Data excerpts:
────────────────
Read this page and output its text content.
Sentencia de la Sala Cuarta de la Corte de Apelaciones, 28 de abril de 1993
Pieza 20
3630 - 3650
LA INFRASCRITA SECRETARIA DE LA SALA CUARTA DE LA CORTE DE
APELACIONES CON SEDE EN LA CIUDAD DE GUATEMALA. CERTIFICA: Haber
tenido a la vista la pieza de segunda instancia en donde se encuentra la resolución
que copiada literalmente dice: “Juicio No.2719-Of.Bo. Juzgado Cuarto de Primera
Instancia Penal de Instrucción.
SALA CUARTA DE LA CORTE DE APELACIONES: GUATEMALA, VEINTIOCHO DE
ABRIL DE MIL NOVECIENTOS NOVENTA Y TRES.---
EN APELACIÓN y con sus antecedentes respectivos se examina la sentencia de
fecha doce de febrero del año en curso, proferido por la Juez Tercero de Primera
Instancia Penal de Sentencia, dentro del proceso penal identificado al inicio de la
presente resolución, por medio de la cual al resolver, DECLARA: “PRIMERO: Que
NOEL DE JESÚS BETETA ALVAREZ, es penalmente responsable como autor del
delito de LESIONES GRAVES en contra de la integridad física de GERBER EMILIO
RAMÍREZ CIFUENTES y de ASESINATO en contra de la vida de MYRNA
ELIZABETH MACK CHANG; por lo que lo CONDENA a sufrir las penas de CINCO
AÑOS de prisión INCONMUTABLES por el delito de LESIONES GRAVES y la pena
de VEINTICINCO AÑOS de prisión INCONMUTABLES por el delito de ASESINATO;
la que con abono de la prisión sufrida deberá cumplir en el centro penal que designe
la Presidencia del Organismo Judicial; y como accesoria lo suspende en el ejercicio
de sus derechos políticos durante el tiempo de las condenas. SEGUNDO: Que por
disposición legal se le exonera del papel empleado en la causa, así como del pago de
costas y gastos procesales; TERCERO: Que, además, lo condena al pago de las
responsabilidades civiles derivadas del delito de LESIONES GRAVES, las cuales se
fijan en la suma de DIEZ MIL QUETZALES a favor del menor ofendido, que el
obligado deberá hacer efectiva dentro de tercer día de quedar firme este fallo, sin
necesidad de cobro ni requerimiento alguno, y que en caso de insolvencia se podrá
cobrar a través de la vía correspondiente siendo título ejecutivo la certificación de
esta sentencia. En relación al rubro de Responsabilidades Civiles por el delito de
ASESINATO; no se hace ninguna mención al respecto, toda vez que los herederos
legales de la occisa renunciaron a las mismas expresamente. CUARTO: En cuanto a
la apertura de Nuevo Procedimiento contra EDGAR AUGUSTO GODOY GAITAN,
────────────────
Exercise task: Extract the entries above verbatim.

Final answer:
Read this page and output its text content.
Sentencia de la Sala Cuarta de la Corte de Apelaciones, 28 de abril de 1993
Pieza 20
3630 - 3650
LA INFRASCRITA SECRETARIA DE LA SALA CUARTA DE LA CORTE DE
APELACIONES CON SEDE EN LA CIUDAD DE GUATEMALA. CERTIFICA: Haber
tenido a la vista la pieza de segunda instancia en donde se encuentra la resolución
que copiada literalmente dice: “Juicio No.2719-Of.Bo. Juzgado Cuarto de Primera
Instancia Penal de Instrucción.
SALA CUARTA DE LA CORTE DE APELACIONES: GUATEMALA, VEINTIOCHO DE
ABRIL DE MIL NOVECIENTOS NOVENTA Y TRES.---
EN APELACIÓN y con sus antecedentes respectivos se examina la sentencia de
fecha doce de febrero del año en curso, proferido por la Juez Tercero de Primera
Instancia Penal de Sentencia, dentro del proceso penal identificado al inicio de la
presente resolución, por medio de la cual al resolver, DECLARA: “PRIMERO: Que
NOEL DE JESÚS BETETA ALVAREZ, es penalmente responsable como autor del
delito de LESIONES GRAVES en contra de la integridad física de GERBER EMILIO
RAMÍREZ CIFUENTES y de ASESINATO en contra de la vida de MYRNA
ELIZABETH MACK CHANG; por lo que lo CONDENA a sufrir las penas de CINCO
AÑOS de prisión INCONMUTABLES por el delito de LESIONES GRAVES y la pena
de VEINTICINCO AÑOS de prisión INCONMUTABLES por el delito de ASESINATO;
la que con abono de la prisión sufrida deberá cumplir en el centro penal que designe
la Presidencia del Organismo Judicial; y como accesoria lo suspende en el ejercicio
de sus derechos políticos durante el tiempo de las condenas. SEGUNDO: Que por
disposición legal se le exonera del papel empleado en la causa, así como del pago de
costas y gastos procesales; TERCERO: Que, además, lo condena al pago de las
responsabilidades civiles derivadas del delito de LESIONES GRAVES, las cuales se
fijan en la suma de DIEZ MIL QUETZALES a favor del menor ofendido, que el
obligado deberá hacer efectiva dentro de tercer día de quedar firme este fallo, sin
necesidad de cobro ni requerimiento alguno, y que en caso de insolvencia se podrá
cobrar a través de la vía correspondiente siendo título ejecutivo la certificación de
esta sentencia. En relación al rubro de Responsabilidades Civiles por el delito de
ASESINATO; no se hace ninguna mención al respecto, toda vez que los herederos
legales de la occisa renunciaron a las mismas expresamente. CUARTO: En cuanto a
la apertura de Nuevo Procedimiento contra EDGAR AUGUSTO GODOY GAITAN,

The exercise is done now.